Reproduce each line bearing the word "chevron".
====
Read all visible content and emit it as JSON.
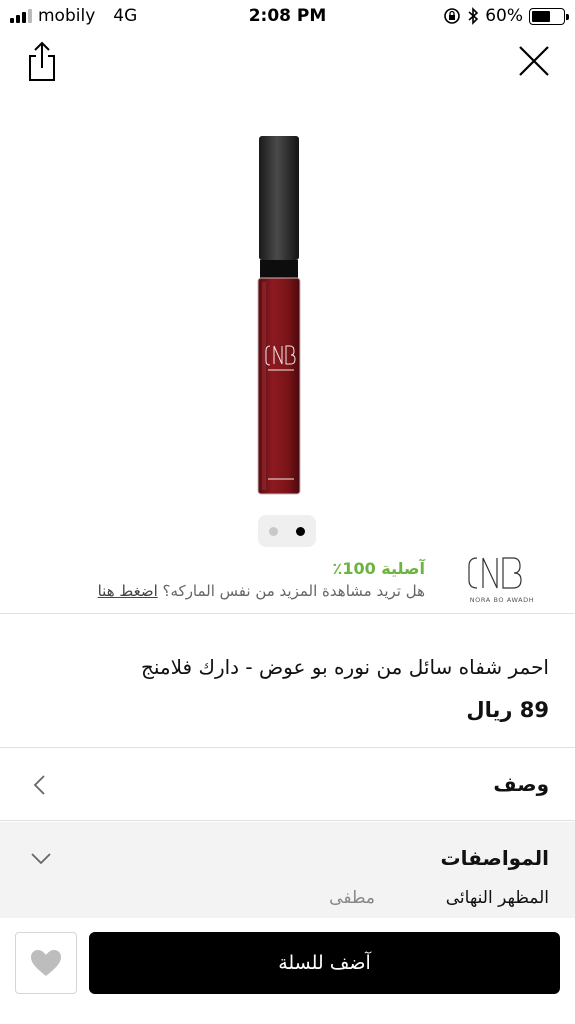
{
  "status_bar": {
    "carrier": "mobily",
    "network": "4G",
    "time": "2:08 PM",
    "battery": "60%",
    "battery_level": 0.6
  },
  "icons": {
    "share": "share-icon",
    "close": "close-icon",
    "heart": "heart-icon",
    "chevron_left": "chevron-left-icon",
    "chevron_down": "chevron-down-icon"
  },
  "gallery": {
    "image_count": 2,
    "active_index": 1
  },
  "brand": {
    "authentic_label": "آصلية 100٪",
    "more_text": "هل تريد مشاهدة المزيد من نفس الماركه؟",
    "press_here": "اضغط هنا",
    "logo_caption": "NORA BO AWADH"
  },
  "product": {
    "title": "احمر شفاه سائل من نوره بو عوض - دارك فلامنج",
    "price": "89 ريال"
  },
  "sections": {
    "description": "وصف",
    "specifications": "المواصفات",
    "specs": [
      {
        "key": "المظهر النهائى",
        "value": "مطفى"
      }
    ]
  },
  "actions": {
    "add_to_cart": "آضف للسلة"
  },
  "colors": {
    "accent_green": "#6cb33f",
    "button_black": "#000000",
    "lipstick_red": "#7a1418"
  }
}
====
**Correct output:**
    "chevron_left": "chevron-left-icon",
    "chevron_down": "chevron-down-icon"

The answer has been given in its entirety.